### Task description
Check every line of the entries for "tangent", and copy the lines that hold it.

Data records
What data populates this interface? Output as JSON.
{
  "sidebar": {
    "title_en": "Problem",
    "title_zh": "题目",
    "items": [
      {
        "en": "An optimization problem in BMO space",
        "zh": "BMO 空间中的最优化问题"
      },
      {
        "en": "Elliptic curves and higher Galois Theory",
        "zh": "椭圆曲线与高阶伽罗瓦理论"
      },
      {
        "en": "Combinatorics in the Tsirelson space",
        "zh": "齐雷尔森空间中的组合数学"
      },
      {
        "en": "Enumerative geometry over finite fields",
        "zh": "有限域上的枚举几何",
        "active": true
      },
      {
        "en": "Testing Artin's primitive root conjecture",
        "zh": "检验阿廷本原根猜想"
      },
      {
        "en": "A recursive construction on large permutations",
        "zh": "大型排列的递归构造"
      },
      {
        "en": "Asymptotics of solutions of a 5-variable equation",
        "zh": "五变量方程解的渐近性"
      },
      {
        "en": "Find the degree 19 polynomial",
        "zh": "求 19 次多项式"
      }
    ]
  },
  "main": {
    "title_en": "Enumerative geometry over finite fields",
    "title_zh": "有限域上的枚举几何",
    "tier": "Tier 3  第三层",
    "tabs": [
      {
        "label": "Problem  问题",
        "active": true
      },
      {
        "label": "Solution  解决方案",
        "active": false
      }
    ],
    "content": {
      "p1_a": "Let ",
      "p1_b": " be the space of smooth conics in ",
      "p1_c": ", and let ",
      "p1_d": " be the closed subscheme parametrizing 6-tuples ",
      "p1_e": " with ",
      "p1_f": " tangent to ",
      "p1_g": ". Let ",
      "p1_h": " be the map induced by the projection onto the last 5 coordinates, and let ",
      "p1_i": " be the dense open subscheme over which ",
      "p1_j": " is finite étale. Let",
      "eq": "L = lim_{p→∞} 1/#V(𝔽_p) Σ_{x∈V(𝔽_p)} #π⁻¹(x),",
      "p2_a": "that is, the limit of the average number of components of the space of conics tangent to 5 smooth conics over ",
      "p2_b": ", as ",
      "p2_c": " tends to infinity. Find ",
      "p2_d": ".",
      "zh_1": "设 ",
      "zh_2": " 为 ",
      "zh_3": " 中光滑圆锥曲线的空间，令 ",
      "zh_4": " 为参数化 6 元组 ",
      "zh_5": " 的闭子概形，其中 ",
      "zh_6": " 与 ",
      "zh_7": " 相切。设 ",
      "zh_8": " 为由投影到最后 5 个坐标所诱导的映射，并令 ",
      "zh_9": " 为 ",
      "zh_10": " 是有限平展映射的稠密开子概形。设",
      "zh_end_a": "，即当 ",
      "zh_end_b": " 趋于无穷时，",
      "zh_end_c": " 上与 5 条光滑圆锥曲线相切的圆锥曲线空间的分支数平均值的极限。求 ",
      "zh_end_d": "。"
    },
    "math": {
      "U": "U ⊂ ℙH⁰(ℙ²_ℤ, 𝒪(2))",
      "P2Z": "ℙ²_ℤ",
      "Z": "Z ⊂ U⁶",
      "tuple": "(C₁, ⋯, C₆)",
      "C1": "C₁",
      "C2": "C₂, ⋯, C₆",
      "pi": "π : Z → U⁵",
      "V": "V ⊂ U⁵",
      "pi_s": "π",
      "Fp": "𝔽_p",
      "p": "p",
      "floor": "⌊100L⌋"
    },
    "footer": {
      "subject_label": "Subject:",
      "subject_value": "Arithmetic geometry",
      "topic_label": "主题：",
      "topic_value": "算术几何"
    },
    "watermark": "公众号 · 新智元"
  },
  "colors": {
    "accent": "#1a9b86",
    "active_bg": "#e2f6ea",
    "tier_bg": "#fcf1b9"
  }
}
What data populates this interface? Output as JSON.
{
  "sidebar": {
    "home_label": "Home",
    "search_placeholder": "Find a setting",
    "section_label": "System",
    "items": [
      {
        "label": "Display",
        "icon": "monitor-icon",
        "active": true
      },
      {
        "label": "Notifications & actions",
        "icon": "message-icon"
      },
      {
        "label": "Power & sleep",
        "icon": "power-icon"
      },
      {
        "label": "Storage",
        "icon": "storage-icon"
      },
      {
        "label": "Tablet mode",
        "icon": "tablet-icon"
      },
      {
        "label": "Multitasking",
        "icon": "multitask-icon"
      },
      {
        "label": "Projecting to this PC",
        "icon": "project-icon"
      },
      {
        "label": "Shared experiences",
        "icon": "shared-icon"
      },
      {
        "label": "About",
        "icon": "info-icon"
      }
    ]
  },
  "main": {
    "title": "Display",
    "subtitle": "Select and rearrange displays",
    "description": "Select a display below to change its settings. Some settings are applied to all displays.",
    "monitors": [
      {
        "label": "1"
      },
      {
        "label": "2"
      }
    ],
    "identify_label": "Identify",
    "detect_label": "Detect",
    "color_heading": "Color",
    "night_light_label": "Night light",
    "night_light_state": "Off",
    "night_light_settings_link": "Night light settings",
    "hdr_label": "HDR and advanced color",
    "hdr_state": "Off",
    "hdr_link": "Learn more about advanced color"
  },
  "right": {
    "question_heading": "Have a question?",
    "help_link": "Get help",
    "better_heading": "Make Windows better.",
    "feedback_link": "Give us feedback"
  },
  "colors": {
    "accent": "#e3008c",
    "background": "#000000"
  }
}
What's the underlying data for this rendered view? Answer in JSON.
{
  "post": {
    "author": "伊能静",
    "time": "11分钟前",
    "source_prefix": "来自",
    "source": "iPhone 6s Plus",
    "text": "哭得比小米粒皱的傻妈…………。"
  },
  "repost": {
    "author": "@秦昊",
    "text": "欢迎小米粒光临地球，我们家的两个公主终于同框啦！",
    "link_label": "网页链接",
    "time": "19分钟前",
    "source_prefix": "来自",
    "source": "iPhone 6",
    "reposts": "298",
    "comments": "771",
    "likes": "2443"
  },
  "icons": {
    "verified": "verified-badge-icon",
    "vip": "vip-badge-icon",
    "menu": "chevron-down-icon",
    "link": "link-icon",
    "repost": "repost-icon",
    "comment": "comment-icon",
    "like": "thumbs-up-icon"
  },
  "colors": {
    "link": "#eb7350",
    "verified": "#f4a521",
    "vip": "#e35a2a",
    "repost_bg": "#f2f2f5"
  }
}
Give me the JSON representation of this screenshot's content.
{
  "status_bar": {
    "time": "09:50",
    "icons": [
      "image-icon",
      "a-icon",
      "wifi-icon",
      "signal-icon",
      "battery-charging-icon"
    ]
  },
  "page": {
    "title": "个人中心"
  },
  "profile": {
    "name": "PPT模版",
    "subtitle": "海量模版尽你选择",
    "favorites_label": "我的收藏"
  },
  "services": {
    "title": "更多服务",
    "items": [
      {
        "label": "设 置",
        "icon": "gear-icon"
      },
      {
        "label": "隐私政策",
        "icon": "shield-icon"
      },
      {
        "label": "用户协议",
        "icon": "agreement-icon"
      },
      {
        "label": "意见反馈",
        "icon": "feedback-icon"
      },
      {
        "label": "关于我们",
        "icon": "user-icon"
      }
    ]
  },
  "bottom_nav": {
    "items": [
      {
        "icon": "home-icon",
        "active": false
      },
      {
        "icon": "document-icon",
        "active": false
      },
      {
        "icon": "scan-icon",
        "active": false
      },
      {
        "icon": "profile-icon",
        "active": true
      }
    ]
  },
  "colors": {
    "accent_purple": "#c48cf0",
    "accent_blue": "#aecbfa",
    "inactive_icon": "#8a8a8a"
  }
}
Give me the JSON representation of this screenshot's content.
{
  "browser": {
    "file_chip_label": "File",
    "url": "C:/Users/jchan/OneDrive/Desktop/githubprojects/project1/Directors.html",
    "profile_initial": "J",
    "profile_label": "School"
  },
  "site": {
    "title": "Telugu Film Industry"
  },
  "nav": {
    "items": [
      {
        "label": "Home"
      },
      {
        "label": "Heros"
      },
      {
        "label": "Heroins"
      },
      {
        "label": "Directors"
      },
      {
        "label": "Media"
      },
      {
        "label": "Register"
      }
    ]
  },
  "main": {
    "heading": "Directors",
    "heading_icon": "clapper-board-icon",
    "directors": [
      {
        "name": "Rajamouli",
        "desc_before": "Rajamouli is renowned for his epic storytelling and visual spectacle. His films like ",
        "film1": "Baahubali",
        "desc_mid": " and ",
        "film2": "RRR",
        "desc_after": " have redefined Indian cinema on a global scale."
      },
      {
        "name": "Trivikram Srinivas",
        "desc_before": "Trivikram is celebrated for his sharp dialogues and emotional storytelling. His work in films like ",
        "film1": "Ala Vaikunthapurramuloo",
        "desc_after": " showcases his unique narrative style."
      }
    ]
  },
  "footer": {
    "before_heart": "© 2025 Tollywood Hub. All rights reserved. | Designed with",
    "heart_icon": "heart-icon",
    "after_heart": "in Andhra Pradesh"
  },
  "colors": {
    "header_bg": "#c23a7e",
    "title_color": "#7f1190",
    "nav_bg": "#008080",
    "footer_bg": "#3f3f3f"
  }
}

### Task result
      "p1_f": " tangent to ",
      "p2_a": "that is, the limit of the average number of components of the space of conics tangent to 5 smooth conics over ",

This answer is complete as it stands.